- **DIRECTIONS**
Set out every line bearing the string "screenshot".
PROVIDED DATA start
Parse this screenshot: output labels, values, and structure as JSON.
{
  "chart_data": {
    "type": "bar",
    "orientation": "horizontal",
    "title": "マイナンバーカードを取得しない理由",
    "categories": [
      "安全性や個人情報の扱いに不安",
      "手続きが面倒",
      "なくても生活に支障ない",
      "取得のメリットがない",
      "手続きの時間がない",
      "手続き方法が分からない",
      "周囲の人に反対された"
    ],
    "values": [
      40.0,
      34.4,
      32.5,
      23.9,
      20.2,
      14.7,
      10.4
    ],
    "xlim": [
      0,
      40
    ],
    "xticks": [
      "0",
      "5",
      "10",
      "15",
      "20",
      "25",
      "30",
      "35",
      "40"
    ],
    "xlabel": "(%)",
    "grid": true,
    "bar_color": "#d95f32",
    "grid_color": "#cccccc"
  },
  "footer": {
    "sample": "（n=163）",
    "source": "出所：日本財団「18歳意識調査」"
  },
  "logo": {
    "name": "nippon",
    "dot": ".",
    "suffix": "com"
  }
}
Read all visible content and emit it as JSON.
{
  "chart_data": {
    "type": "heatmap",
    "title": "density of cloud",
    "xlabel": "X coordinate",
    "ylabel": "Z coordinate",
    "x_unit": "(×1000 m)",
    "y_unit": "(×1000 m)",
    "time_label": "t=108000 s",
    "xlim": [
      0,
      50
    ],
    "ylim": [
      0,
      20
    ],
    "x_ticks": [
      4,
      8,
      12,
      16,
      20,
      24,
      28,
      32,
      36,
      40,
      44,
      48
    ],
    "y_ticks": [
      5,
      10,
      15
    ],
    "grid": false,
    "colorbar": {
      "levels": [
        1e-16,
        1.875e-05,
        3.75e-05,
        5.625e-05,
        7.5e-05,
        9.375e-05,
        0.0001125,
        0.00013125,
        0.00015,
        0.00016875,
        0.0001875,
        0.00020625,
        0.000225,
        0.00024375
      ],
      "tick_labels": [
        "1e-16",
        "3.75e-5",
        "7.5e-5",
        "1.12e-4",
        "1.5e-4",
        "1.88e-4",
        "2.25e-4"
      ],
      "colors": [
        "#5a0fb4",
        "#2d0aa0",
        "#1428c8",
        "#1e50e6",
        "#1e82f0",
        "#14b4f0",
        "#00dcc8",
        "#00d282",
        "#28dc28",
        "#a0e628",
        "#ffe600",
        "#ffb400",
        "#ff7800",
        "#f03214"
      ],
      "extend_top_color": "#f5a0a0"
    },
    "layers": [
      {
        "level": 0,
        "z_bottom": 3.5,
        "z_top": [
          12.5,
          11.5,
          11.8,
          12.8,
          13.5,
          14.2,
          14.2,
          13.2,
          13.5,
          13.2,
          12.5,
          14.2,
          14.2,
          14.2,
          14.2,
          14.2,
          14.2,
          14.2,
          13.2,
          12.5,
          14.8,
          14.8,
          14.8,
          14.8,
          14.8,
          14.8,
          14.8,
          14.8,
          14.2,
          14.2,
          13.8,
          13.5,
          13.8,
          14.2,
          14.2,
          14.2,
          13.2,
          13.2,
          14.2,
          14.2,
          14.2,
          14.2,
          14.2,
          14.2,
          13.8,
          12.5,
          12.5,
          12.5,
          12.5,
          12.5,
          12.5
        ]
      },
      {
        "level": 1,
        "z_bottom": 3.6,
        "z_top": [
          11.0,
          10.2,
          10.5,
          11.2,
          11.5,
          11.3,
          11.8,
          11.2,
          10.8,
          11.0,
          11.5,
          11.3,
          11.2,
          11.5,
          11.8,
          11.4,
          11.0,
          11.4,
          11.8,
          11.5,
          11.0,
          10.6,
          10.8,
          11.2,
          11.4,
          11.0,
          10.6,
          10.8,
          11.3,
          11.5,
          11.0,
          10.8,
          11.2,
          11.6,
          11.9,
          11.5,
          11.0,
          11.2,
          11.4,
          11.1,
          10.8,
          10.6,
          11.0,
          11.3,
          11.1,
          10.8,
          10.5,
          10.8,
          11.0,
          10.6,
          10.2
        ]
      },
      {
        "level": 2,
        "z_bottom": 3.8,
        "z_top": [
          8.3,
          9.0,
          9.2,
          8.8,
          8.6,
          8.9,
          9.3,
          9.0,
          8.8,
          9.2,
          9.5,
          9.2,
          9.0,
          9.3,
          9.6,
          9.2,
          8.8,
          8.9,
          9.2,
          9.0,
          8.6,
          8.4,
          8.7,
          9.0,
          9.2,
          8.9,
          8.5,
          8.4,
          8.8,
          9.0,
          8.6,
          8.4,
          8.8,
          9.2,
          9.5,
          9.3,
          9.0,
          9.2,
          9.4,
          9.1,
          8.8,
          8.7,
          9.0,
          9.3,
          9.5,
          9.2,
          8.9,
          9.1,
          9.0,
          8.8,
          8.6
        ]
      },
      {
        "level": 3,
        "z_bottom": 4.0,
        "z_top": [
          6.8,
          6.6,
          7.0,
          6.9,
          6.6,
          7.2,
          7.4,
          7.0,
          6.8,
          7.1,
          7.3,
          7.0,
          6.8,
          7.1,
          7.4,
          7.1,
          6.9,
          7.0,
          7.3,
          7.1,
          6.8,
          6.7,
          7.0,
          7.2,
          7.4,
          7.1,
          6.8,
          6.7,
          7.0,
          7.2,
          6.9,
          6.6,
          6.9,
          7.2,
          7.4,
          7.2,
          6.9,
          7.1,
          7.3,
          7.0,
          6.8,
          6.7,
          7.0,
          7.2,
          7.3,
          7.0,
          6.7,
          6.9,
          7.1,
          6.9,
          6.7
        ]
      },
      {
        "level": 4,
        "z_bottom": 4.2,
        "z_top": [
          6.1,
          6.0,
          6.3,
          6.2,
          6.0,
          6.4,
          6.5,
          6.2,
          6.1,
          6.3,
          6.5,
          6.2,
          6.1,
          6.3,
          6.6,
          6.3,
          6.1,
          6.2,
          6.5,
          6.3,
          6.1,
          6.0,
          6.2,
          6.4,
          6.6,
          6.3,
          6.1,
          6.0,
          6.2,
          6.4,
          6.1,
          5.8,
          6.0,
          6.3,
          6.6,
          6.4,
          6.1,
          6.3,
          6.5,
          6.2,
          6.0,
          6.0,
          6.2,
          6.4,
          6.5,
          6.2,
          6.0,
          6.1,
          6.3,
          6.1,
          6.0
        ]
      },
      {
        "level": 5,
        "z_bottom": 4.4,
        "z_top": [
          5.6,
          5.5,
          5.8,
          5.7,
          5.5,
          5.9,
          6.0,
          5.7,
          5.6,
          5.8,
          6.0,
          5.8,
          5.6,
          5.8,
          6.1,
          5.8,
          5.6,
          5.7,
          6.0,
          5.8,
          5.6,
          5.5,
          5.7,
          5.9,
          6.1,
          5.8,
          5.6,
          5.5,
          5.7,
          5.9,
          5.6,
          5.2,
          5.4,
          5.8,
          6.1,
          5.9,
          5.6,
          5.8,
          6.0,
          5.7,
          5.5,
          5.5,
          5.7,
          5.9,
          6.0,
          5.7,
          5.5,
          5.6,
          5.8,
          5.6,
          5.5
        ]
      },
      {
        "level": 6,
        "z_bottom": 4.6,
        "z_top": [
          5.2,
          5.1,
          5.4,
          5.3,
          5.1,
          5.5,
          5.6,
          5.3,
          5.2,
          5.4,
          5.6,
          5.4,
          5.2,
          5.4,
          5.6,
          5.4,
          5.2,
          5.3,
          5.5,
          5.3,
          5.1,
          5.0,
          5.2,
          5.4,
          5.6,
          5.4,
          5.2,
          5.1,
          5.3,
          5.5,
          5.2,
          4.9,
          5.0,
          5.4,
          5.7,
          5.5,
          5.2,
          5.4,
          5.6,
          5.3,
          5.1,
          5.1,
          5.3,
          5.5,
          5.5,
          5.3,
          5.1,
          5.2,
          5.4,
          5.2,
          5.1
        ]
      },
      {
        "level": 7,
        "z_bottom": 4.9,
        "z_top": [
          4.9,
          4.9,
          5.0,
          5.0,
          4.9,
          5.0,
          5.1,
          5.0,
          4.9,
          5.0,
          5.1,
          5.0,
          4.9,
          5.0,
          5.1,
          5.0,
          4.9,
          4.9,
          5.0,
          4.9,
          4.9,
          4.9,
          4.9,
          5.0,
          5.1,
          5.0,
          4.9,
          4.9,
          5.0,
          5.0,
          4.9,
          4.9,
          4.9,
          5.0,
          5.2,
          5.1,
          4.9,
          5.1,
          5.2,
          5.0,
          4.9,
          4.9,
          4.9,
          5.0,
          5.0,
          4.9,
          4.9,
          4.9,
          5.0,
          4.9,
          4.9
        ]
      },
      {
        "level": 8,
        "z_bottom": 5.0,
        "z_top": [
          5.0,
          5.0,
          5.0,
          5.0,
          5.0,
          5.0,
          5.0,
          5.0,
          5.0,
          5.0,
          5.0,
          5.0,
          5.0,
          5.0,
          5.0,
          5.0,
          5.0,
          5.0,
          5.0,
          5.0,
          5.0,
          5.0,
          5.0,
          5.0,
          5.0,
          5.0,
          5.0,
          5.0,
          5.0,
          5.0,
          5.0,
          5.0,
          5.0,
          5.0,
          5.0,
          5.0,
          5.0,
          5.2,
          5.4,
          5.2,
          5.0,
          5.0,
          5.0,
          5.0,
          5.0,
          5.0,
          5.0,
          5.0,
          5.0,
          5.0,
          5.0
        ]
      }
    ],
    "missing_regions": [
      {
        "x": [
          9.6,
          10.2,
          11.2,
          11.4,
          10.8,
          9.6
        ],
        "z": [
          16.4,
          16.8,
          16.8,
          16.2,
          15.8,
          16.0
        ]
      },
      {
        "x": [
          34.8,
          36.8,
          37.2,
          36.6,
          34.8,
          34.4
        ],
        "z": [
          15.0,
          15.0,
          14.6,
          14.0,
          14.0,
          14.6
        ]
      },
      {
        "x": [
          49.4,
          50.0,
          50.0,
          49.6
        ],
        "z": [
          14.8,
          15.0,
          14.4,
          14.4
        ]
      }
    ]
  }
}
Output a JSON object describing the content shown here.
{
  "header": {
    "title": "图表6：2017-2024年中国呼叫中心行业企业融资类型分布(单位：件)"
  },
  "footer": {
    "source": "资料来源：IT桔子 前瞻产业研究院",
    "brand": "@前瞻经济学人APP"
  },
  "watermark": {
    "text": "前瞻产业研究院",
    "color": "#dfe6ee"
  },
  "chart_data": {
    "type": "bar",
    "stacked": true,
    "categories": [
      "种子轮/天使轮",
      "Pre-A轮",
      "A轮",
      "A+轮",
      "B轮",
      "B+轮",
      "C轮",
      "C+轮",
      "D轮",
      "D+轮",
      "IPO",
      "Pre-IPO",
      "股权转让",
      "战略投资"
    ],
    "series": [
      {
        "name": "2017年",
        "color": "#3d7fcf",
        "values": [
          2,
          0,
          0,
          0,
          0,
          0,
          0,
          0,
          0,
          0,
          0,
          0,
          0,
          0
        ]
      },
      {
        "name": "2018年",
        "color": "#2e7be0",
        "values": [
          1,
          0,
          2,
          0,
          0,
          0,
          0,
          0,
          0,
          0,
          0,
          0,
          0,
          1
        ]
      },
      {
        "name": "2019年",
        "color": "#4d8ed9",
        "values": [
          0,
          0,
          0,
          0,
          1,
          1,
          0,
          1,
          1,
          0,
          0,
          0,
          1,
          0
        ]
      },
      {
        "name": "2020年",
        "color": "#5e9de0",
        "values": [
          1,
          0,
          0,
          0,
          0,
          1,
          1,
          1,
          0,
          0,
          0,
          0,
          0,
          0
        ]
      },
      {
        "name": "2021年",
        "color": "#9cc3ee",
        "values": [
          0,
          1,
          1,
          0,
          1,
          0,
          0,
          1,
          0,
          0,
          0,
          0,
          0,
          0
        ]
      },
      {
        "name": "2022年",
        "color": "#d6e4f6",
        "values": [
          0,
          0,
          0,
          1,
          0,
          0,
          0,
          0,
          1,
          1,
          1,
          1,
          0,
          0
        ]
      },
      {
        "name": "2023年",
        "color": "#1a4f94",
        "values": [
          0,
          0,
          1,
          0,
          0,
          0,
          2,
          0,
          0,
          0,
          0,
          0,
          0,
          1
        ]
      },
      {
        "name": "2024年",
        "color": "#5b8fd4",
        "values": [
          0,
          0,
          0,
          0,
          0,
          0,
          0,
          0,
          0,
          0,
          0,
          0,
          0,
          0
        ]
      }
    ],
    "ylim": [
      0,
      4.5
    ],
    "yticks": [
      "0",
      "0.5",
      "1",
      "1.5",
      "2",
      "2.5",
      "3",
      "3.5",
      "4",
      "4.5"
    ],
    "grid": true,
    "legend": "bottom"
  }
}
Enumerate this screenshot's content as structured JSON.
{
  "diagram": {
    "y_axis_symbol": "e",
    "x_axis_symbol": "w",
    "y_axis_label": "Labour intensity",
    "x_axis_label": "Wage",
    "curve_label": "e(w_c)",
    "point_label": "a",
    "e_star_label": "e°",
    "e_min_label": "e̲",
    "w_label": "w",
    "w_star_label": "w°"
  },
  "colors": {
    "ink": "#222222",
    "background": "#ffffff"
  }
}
PROVIDED DATA end
- **TASK OUTPUT**
Parse this screenshot: output labels, values, and structure as JSON.
Enumerate this screenshot's content as structured JSON.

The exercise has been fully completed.